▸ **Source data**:

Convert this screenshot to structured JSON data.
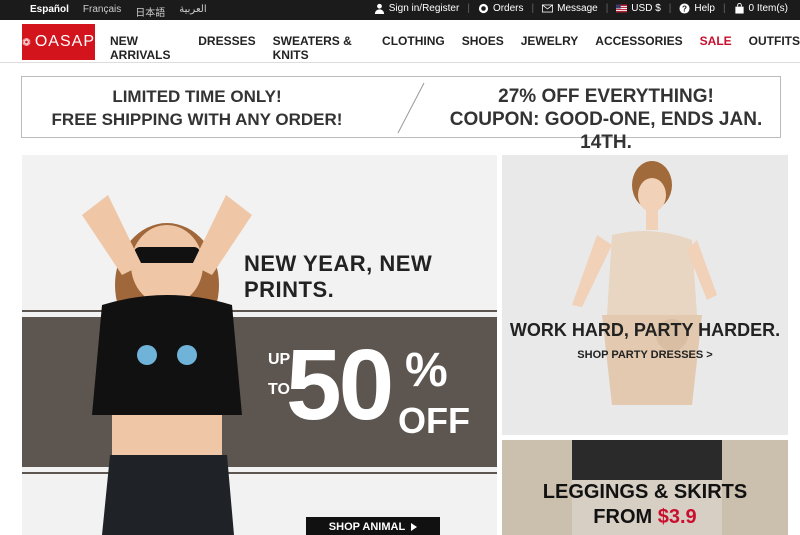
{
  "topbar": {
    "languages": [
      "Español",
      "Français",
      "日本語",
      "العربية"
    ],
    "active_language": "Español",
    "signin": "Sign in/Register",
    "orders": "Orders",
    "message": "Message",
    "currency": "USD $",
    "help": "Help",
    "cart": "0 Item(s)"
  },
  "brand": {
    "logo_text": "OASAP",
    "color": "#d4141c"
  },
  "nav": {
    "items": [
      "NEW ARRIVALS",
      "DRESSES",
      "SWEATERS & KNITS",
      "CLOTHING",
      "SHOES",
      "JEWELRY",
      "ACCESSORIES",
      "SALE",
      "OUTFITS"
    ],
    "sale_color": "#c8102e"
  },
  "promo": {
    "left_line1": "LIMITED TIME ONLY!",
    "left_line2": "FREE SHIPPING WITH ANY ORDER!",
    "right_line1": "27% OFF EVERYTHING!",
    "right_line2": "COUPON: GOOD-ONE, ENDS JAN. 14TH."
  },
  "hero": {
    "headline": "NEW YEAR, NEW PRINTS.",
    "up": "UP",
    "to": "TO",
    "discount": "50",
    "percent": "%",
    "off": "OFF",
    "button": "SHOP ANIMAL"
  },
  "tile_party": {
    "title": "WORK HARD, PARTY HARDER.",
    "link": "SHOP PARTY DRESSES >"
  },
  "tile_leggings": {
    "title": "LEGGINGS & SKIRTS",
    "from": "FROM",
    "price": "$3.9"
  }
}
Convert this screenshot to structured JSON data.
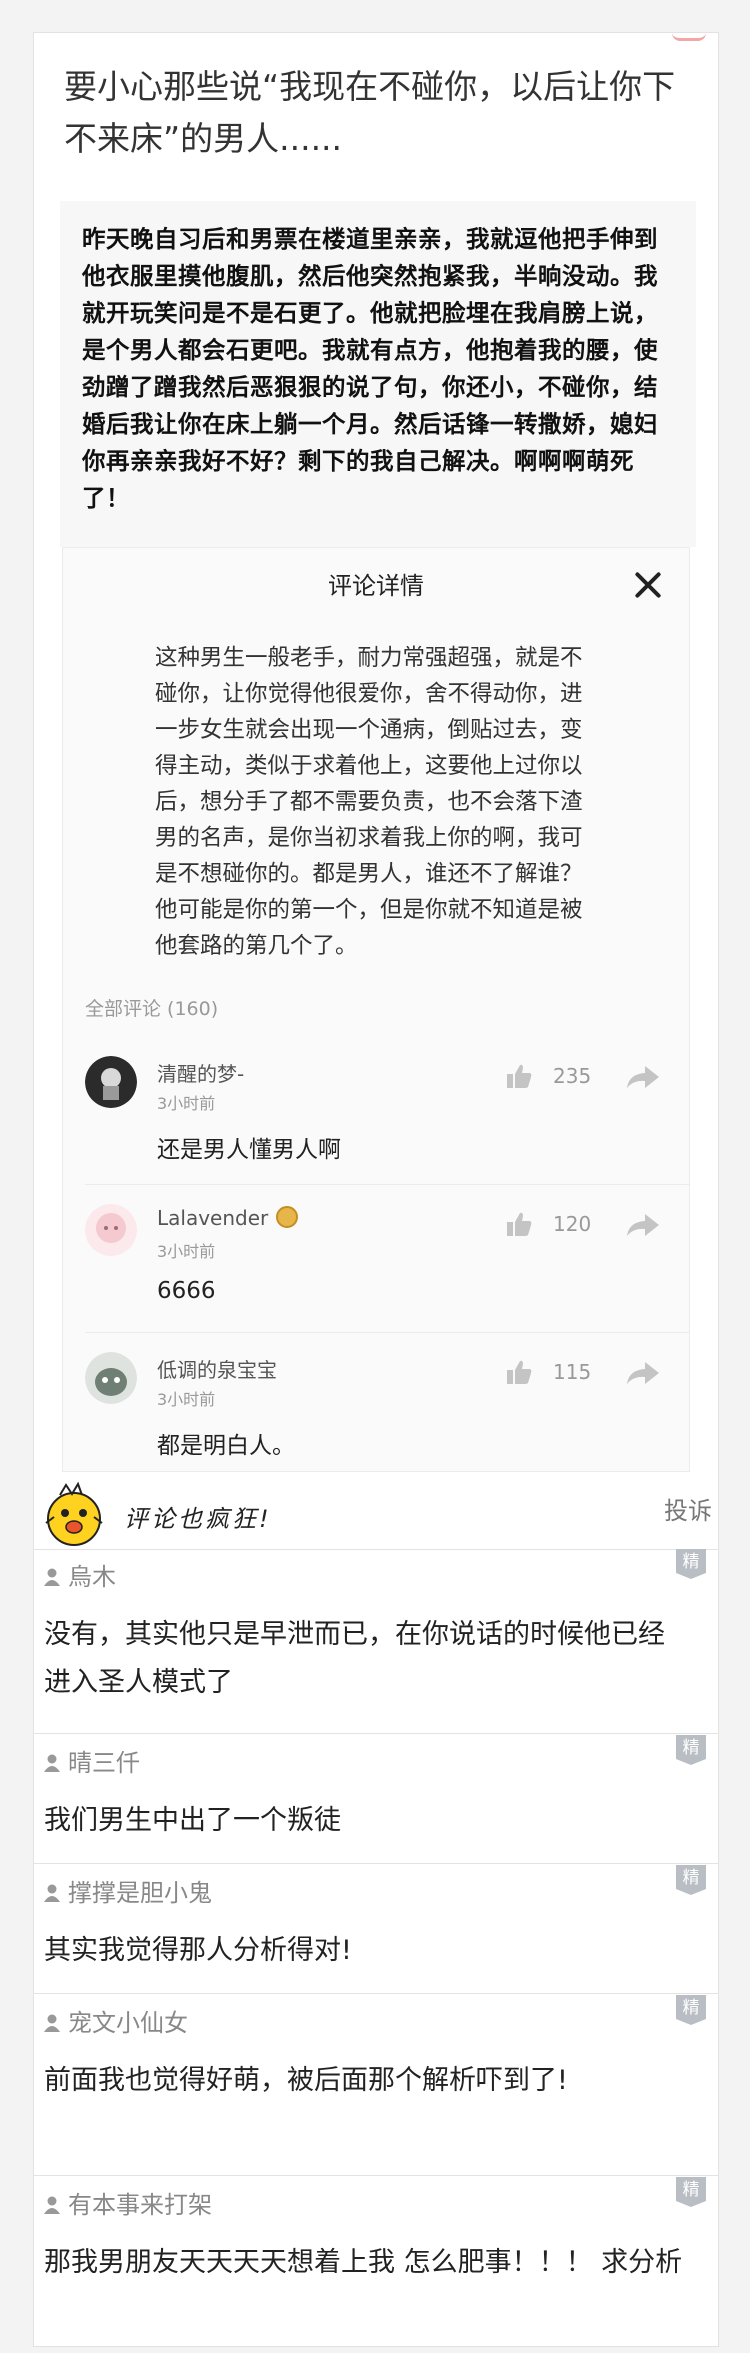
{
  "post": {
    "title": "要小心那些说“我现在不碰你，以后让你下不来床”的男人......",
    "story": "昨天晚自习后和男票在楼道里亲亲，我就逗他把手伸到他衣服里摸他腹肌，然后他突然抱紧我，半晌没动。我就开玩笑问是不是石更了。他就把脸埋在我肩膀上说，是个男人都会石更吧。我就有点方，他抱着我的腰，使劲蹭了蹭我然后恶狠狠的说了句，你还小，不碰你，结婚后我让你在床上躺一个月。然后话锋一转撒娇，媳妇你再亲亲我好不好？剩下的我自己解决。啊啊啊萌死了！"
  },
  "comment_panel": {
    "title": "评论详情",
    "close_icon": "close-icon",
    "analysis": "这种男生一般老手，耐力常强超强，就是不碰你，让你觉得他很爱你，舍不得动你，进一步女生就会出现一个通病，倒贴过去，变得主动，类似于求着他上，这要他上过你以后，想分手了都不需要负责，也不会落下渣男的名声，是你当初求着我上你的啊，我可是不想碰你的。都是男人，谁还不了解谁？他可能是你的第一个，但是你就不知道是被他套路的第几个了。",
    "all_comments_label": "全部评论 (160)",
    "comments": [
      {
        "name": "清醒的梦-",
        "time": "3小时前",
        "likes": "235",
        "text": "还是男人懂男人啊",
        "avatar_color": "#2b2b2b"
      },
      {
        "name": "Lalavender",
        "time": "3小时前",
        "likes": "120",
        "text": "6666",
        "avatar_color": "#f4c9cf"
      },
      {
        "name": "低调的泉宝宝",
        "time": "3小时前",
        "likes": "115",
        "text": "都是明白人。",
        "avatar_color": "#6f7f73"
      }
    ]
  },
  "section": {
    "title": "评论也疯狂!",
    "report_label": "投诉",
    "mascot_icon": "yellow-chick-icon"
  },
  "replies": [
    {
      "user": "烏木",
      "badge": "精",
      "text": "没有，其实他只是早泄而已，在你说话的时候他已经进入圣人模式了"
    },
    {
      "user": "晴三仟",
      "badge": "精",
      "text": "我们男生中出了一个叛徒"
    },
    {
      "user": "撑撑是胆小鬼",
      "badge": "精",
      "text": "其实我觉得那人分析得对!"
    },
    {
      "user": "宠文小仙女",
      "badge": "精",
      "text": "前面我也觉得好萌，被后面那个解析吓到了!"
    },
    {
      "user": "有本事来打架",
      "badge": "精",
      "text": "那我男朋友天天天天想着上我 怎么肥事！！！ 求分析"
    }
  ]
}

...

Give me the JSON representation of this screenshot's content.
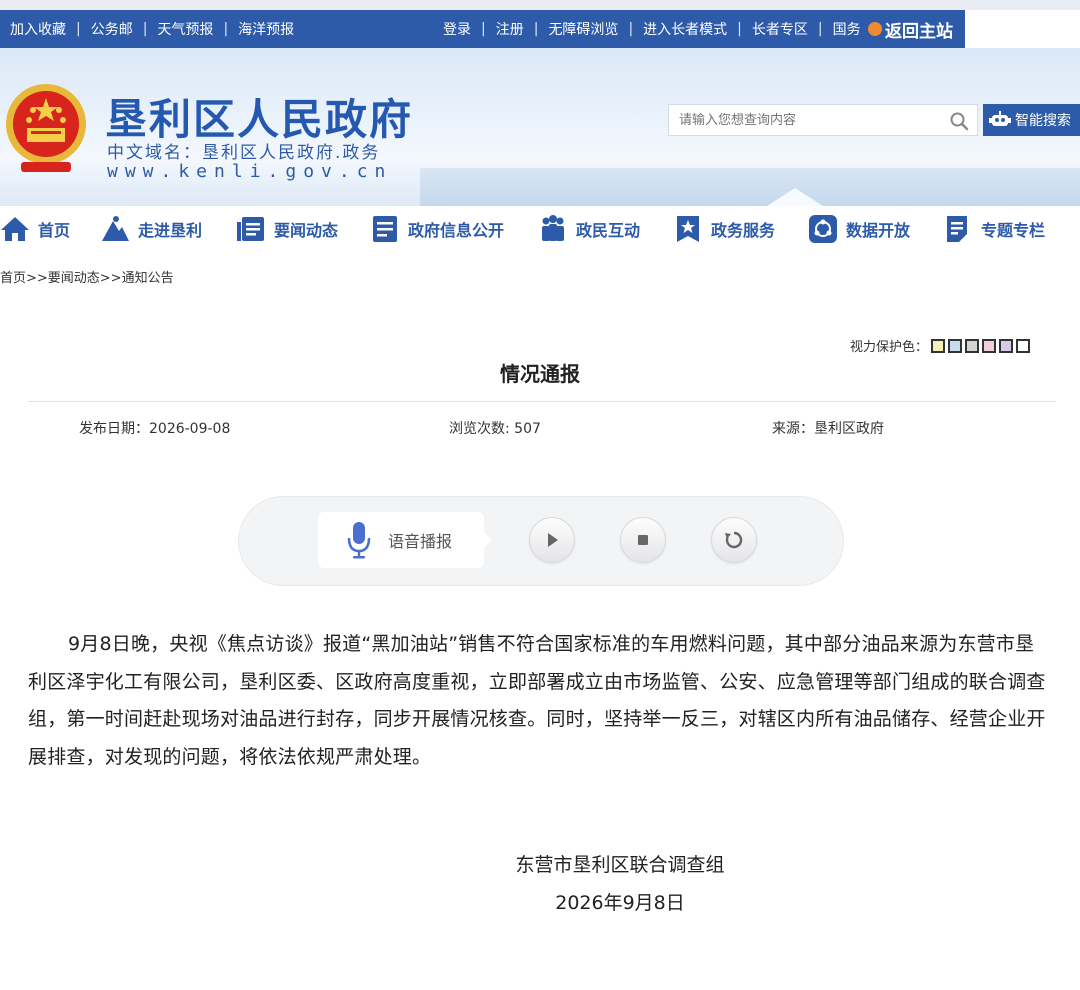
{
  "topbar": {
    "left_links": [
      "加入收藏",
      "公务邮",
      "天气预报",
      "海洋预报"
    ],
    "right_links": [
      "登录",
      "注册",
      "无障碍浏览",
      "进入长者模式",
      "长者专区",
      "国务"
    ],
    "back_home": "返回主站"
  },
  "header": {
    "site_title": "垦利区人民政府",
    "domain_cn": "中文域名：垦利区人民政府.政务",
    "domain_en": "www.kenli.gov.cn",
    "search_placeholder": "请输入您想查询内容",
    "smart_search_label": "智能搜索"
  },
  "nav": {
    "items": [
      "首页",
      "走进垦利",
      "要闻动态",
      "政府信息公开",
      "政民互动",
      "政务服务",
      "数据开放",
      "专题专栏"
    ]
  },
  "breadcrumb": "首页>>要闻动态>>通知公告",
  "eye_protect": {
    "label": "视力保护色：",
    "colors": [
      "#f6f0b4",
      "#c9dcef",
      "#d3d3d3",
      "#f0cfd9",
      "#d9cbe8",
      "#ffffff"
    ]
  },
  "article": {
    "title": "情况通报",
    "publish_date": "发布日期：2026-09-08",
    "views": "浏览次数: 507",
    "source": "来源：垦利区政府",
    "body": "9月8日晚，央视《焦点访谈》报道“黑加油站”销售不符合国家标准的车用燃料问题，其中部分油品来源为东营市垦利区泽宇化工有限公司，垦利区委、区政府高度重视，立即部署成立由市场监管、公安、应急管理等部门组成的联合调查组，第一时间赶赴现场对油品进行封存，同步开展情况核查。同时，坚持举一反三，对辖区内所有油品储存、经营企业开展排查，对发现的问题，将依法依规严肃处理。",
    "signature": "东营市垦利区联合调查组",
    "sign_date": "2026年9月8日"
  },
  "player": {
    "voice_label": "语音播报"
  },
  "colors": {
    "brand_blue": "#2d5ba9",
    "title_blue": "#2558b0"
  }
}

▸ **Your instructions**:
Using the data above, copy each line that contains "name".

▸ **In response**:
        "name": "清醒的梦-",
        "name": "Lalavender",
        "name": "低调的泉宝宝",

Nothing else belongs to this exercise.